▶ [What you have to do] Reproduce all the lines exactly as they stand, apart from the pictures.

▶ [Data records]
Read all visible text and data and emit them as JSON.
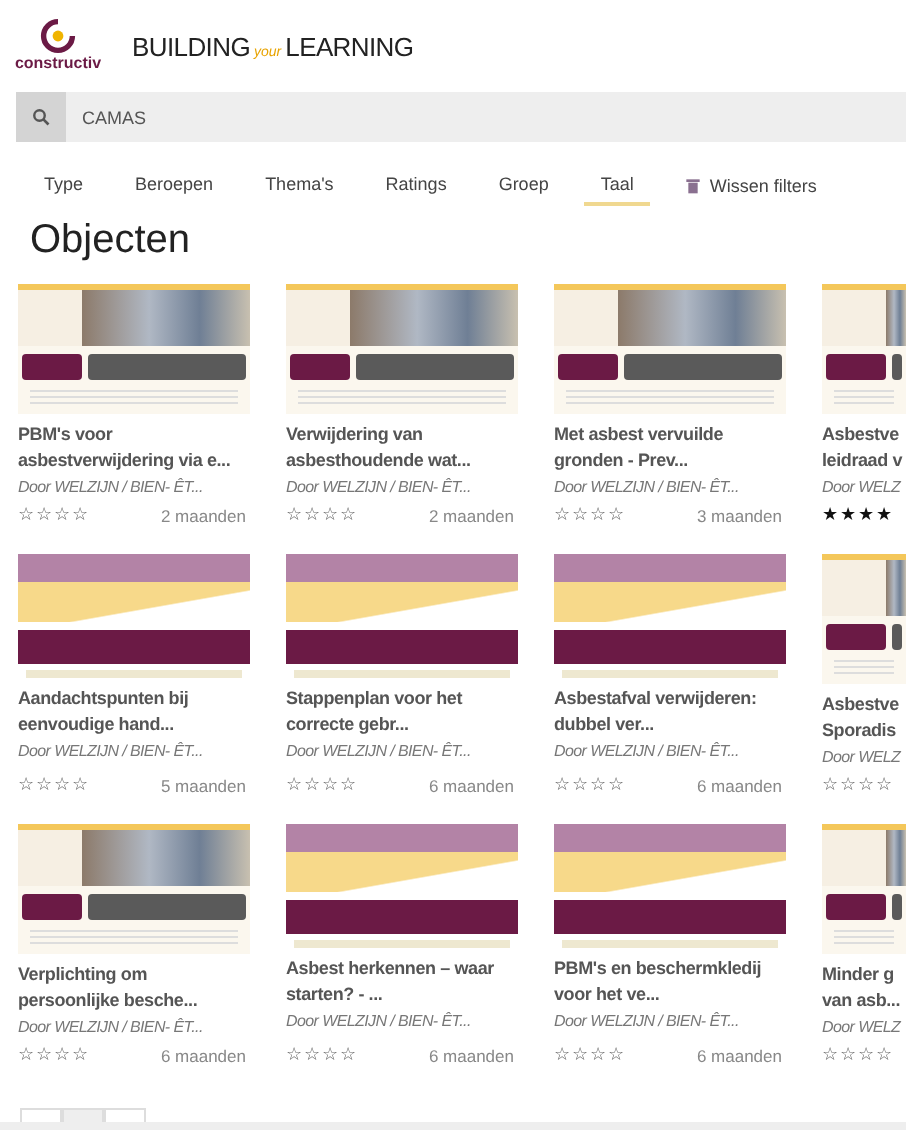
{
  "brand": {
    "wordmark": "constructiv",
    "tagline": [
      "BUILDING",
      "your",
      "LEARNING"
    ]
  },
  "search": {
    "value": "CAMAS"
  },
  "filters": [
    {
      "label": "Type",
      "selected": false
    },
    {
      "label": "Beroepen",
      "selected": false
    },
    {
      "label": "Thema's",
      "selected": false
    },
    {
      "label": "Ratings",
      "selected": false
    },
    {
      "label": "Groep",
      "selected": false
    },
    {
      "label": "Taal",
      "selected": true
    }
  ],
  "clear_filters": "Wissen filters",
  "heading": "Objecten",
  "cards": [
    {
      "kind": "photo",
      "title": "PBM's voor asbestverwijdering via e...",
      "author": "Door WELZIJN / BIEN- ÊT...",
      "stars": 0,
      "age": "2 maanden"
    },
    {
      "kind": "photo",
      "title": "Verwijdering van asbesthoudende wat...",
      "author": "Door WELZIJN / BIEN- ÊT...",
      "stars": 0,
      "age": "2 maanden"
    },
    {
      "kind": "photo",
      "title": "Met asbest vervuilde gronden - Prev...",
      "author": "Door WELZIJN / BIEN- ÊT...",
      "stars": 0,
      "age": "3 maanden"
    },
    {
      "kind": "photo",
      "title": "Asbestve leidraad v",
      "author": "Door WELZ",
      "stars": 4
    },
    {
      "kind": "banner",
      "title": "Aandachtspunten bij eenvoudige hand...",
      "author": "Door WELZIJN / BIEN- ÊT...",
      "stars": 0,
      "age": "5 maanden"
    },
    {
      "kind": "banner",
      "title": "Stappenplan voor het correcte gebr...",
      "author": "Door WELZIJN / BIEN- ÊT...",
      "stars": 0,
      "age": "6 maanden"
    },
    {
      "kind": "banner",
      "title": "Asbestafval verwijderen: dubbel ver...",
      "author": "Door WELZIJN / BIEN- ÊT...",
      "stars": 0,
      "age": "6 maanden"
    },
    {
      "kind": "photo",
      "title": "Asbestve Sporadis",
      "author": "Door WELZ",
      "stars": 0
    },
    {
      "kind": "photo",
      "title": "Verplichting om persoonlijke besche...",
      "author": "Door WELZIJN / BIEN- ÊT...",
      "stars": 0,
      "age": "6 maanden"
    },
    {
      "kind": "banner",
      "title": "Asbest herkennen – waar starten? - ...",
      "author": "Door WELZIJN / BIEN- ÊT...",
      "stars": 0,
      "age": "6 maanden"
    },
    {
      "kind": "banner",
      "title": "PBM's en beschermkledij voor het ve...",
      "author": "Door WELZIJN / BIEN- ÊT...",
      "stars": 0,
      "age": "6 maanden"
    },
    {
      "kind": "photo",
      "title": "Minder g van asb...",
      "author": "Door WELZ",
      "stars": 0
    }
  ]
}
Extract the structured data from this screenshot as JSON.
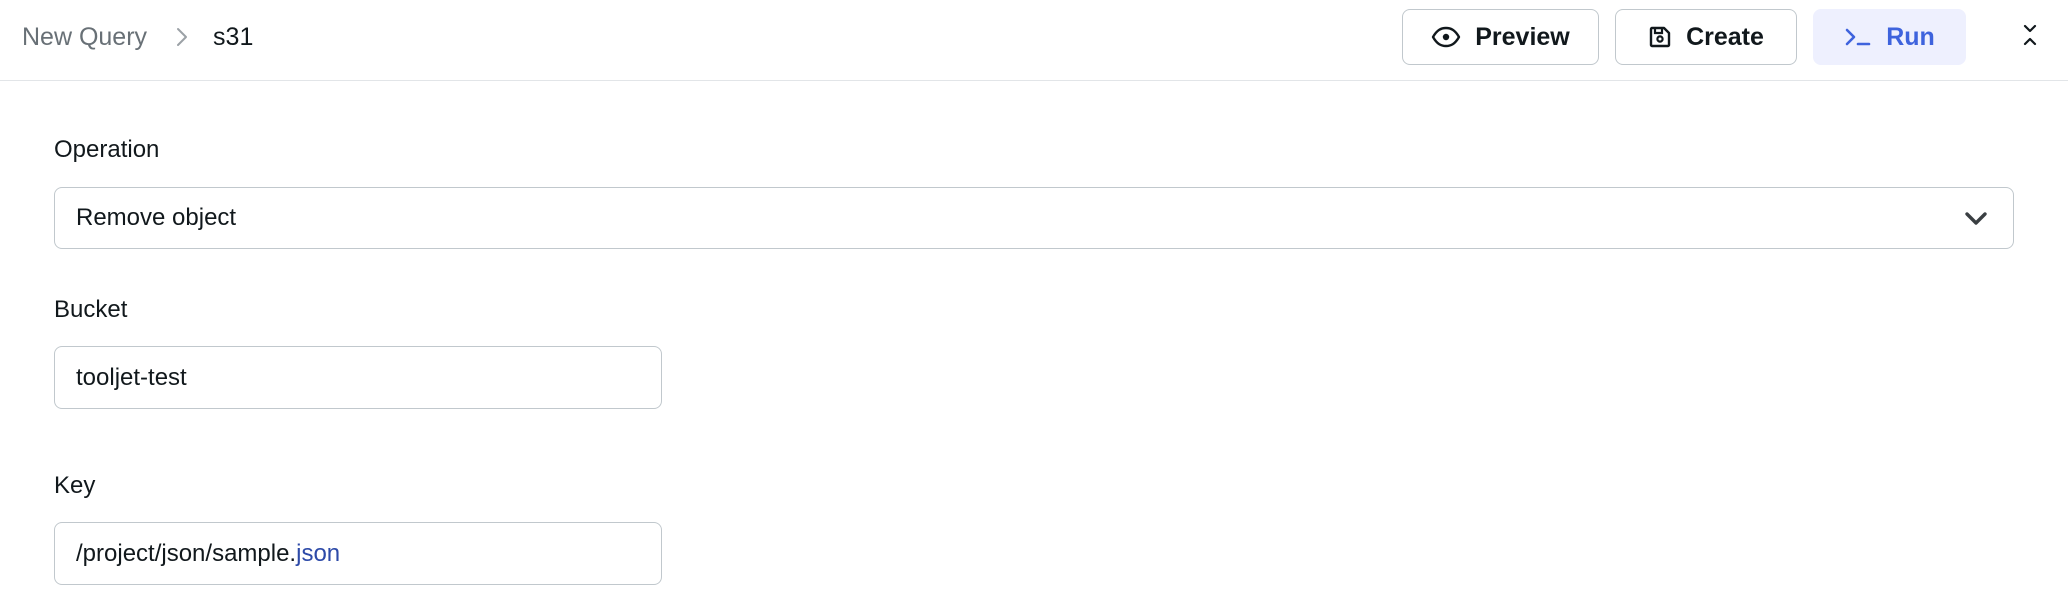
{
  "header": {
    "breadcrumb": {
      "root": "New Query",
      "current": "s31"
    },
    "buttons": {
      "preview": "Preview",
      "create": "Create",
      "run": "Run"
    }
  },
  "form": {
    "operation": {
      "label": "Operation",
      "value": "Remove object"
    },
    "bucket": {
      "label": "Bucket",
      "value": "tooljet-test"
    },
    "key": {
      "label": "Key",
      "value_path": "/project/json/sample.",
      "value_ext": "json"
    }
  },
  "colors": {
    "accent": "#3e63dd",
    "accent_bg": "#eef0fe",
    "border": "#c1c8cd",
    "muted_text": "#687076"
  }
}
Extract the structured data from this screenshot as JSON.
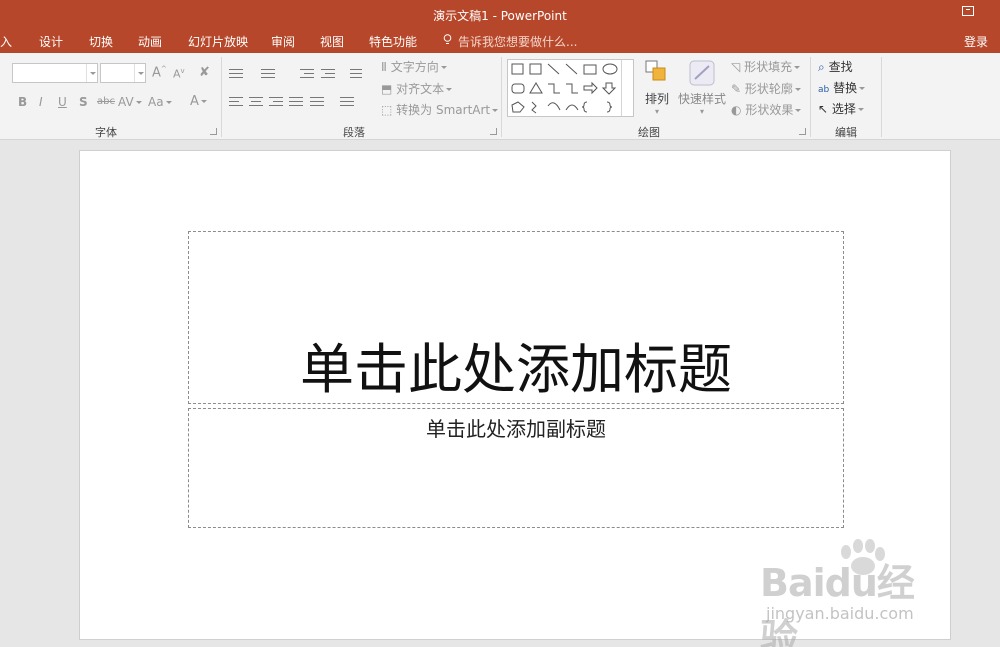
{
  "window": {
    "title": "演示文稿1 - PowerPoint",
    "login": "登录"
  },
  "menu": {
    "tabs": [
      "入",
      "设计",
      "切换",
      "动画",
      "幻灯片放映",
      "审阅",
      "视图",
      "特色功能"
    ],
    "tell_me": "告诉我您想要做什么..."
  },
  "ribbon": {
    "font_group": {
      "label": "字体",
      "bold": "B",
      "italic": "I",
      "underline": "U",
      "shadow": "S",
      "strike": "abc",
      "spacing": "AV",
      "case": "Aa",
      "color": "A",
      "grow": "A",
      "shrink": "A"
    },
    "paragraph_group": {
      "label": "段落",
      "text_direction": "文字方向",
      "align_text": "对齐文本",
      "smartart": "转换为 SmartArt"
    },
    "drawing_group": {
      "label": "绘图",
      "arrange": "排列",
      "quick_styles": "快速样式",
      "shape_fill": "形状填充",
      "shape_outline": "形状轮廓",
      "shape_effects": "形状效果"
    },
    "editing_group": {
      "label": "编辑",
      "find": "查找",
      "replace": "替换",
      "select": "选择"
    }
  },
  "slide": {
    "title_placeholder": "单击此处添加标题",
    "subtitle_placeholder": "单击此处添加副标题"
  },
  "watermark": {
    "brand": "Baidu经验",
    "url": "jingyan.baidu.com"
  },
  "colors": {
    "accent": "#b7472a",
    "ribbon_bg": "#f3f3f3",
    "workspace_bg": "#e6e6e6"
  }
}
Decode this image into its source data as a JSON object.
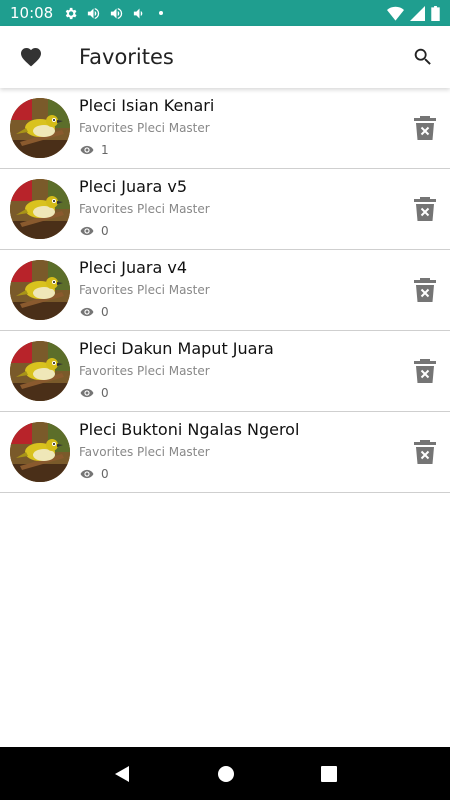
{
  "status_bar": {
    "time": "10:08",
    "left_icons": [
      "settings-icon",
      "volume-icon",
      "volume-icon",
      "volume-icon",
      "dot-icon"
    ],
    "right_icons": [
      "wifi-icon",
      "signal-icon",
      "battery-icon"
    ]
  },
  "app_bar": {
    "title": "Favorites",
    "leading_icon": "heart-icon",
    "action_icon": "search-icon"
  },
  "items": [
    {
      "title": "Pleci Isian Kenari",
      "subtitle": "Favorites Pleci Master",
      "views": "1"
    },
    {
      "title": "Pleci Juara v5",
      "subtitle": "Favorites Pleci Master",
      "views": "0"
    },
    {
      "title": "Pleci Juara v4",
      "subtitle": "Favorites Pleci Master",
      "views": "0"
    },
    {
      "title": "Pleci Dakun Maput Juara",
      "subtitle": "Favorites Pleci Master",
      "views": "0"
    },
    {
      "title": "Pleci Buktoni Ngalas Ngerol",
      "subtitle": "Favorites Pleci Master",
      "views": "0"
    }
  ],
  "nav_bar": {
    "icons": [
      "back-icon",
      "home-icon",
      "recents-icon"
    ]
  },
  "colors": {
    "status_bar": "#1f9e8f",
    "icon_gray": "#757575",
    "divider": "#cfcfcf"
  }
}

▶ [The result]
Read all visible text and data and emit them as JSON.
{
  "brand": {
    "wordmark": "constructiv",
    "tagline": [
      "BUILDING",
      "your",
      "LEARNING"
    ]
  },
  "search": {
    "value": "CAMAS"
  },
  "filters": [
    {
      "label": "Type",
      "selected": false
    },
    {
      "label": "Beroepen",
      "selected": false
    },
    {
      "label": "Thema's",
      "selected": false
    },
    {
      "label": "Ratings",
      "selected": false
    },
    {
      "label": "Groep",
      "selected": false
    },
    {
      "label": "Taal",
      "selected": true
    }
  ],
  "clear_filters": "Wissen filters",
  "heading": "Objecten",
  "cards": [
    {
      "kind": "photo",
      "title": "PBM's voor asbestverwijdering via e...",
      "author": "Door WELZIJN / BIEN- ÊT...",
      "stars": 0,
      "age": "2 maanden"
    },
    {
      "kind": "photo",
      "title": "Verwijdering van asbesthoudende wat...",
      "author": "Door WELZIJN / BIEN- ÊT...",
      "stars": 0,
      "age": "2 maanden"
    },
    {
      "kind": "photo",
      "title": "Met asbest vervuilde gronden - Prev...",
      "author": "Door WELZIJN / BIEN- ÊT...",
      "stars": 0,
      "age": "3 maanden"
    },
    {
      "kind": "photo",
      "title": "Asbestve leidraad v",
      "author": "Door WELZ",
      "stars": 4
    },
    {
      "kind": "banner",
      "title": "Aandachtspunten bij eenvoudige hand...",
      "author": "Door WELZIJN / BIEN- ÊT...",
      "stars": 0,
      "age": "5 maanden"
    },
    {
      "kind": "banner",
      "title": "Stappenplan voor het correcte gebr...",
      "author": "Door WELZIJN / BIEN- ÊT...",
      "stars": 0,
      "age": "6 maanden"
    },
    {
      "kind": "banner",
      "title": "Asbestafval verwijderen: dubbel ver...",
      "author": "Door WELZIJN / BIEN- ÊT...",
      "stars": 0,
      "age": "6 maanden"
    },
    {
      "kind": "photo",
      "title": "Asbestve Sporadis",
      "author": "Door WELZ",
      "stars": 0
    },
    {
      "kind": "photo",
      "title": "Verplichting om persoonlijke besche...",
      "author": "Door WELZIJN / BIEN- ÊT...",
      "stars": 0,
      "age": "6 maanden"
    },
    {
      "kind": "banner",
      "title": "Asbest herkennen – waar starten? - ...",
      "author": "Door WELZIJN / BIEN- ÊT...",
      "stars": 0,
      "age": "6 maanden"
    },
    {
      "kind": "banner",
      "title": "PBM's en beschermkledij voor het ve...",
      "author": "Door WELZIJN / BIEN- ÊT...",
      "stars": 0,
      "age": "6 maanden"
    },
    {
      "kind": "photo",
      "title": "Minder g van asb...",
      "author": "Door WELZ",
      "stars": 0
    }
  ]
}
Extract the structured data from this screenshot as JSON.
{
  "header": {
    "breadcrumb": {
      "root": "New Query",
      "current": "s31"
    },
    "buttons": {
      "preview": "Preview",
      "create": "Create",
      "run": "Run"
    }
  },
  "form": {
    "operation": {
      "label": "Operation",
      "value": "Remove object"
    },
    "bucket": {
      "label": "Bucket",
      "value": "tooljet-test"
    },
    "key": {
      "label": "Key",
      "value_path": "/project/json/sample.",
      "value_ext": "json"
    }
  },
  "colors": {
    "accent": "#3e63dd",
    "accent_bg": "#eef0fe",
    "border": "#c1c8cd",
    "muted_text": "#687076"
  }
}
Extract the structured data from this screenshot as JSON.
{
  "window": {
    "title": "演示文稿1 - PowerPoint",
    "login": "登录"
  },
  "menu": {
    "tabs": [
      "入",
      "设计",
      "切换",
      "动画",
      "幻灯片放映",
      "审阅",
      "视图",
      "特色功能"
    ],
    "tell_me": "告诉我您想要做什么..."
  },
  "ribbon": {
    "font_group": {
      "label": "字体",
      "bold": "B",
      "italic": "I",
      "underline": "U",
      "shadow": "S",
      "strike": "abc",
      "spacing": "AV",
      "case": "Aa",
      "color": "A",
      "grow": "A",
      "shrink": "A"
    },
    "paragraph_group": {
      "label": "段落",
      "text_direction": "文字方向",
      "align_text": "对齐文本",
      "smartart": "转换为 SmartArt"
    },
    "drawing_group": {
      "label": "绘图",
      "arrange": "排列",
      "quick_styles": "快速样式",
      "shape_fill": "形状填充",
      "shape_outline": "形状轮廓",
      "shape_effects": "形状效果"
    },
    "editing_group": {
      "label": "编辑",
      "find": "查找",
      "replace": "替换",
      "select": "选择"
    }
  },
  "slide": {
    "title_placeholder": "单击此处添加标题",
    "subtitle_placeholder": "单击此处添加副标题"
  },
  "watermark": {
    "brand": "Baidu经验",
    "url": "jingyan.baidu.com"
  },
  "colors": {
    "accent": "#b7472a",
    "ribbon_bg": "#f3f3f3",
    "workspace_bg": "#e6e6e6"
  }
}
Decode this image into its source data as a JSON object.
{
  "status_bar": {
    "time": "10:08",
    "left_icons": [
      "settings-icon",
      "volume-icon",
      "volume-icon",
      "volume-icon",
      "dot-icon"
    ],
    "right_icons": [
      "wifi-icon",
      "signal-icon",
      "battery-icon"
    ]
  },
  "app_bar": {
    "title": "Favorites",
    "leading_icon": "heart-icon",
    "action_icon": "search-icon"
  },
  "items": [
    {
      "title": "Pleci Isian Kenari",
      "subtitle": "Favorites Pleci Master",
      "views": "1"
    },
    {
      "title": "Pleci Juara v5",
      "subtitle": "Favorites Pleci Master",
      "views": "0"
    },
    {
      "title": "Pleci Juara v4",
      "subtitle": "Favorites Pleci Master",
      "views": "0"
    },
    {
      "title": "Pleci Dakun Maput Juara",
      "subtitle": "Favorites Pleci Master",
      "views": "0"
    },
    {
      "title": "Pleci Buktoni Ngalas Ngerol",
      "subtitle": "Favorites Pleci Master",
      "views": "0"
    }
  ],
  "nav_bar": {
    "icons": [
      "back-icon",
      "home-icon",
      "recents-icon"
    ]
  },
  "colors": {
    "status_bar": "#1f9e8f",
    "icon_gray": "#757575",
    "divider": "#cfcfcf"
  }
}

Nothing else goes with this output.